▶ **Record excerpts**:
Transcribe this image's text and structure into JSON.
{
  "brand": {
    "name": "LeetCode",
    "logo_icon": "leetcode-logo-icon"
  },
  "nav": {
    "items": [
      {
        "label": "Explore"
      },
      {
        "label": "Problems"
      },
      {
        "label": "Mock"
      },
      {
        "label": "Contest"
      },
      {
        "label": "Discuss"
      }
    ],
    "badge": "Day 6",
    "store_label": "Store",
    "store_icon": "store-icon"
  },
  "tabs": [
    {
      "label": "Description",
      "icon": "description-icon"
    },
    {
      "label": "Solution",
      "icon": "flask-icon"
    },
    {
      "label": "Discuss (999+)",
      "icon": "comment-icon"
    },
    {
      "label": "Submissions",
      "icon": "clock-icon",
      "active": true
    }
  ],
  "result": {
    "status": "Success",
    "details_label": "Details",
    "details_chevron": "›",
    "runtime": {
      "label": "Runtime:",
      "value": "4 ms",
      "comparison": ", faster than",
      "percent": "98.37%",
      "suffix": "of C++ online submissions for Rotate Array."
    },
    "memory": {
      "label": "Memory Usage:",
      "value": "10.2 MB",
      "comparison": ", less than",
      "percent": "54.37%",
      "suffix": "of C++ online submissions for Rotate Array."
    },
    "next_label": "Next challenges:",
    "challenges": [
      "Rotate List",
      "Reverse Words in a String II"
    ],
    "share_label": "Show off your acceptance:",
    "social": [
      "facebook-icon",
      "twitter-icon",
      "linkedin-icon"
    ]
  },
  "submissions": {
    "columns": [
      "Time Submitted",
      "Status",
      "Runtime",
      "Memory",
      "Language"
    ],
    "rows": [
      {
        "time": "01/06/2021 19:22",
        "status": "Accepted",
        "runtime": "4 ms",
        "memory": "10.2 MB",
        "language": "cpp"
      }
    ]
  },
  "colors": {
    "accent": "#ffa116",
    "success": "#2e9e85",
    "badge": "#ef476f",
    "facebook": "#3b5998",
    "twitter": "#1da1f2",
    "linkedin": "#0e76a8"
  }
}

▶ **Written instruction**: Reproduce the complete data exactly as presented above.

▶ **Response to the task**:
Transcribe this image's text and structure into JSON.
{
  "brand": {
    "name": "LeetCode",
    "logo_icon": "leetcode-logo-icon"
  },
  "nav": {
    "items": [
      {
        "label": "Explore"
      },
      {
        "label": "Problems"
      },
      {
        "label": "Mock"
      },
      {
        "label": "Contest"
      },
      {
        "label": "Discuss"
      }
    ],
    "badge": "Day 6",
    "store_label": "Store",
    "store_icon": "store-icon"
  },
  "tabs": [
    {
      "label": "Description",
      "icon": "description-icon"
    },
    {
      "label": "Solution",
      "icon": "flask-icon"
    },
    {
      "label": "Discuss (999+)",
      "icon": "comment-icon"
    },
    {
      "label": "Submissions",
      "icon": "clock-icon",
      "active": true
    }
  ],
  "result": {
    "status": "Success",
    "details_label": "Details",
    "details_chevron": "›",
    "runtime": {
      "label": "Runtime:",
      "value": "4 ms",
      "comparison": ", faster than",
      "percent": "98.37%",
      "suffix": "of C++ online submissions for Rotate Array."
    },
    "memory": {
      "label": "Memory Usage:",
      "value": "10.2 MB",
      "comparison": ", less than",
      "percent": "54.37%",
      "suffix": "of C++ online submissions for Rotate Array."
    },
    "next_label": "Next challenges:",
    "challenges": [
      "Rotate List",
      "Reverse Words in a String II"
    ],
    "share_label": "Show off your acceptance:",
    "social": [
      "facebook-icon",
      "twitter-icon",
      "linkedin-icon"
    ]
  },
  "submissions": {
    "columns": [
      "Time Submitted",
      "Status",
      "Runtime",
      "Memory",
      "Language"
    ],
    "rows": [
      {
        "time": "01/06/2021 19:22",
        "status": "Accepted",
        "runtime": "4 ms",
        "memory": "10.2 MB",
        "language": "cpp"
      }
    ]
  },
  "colors": {
    "accent": "#ffa116",
    "success": "#2e9e85",
    "badge": "#ef476f",
    "facebook": "#3b5998",
    "twitter": "#1da1f2",
    "linkedin": "#0e76a8"
  }
}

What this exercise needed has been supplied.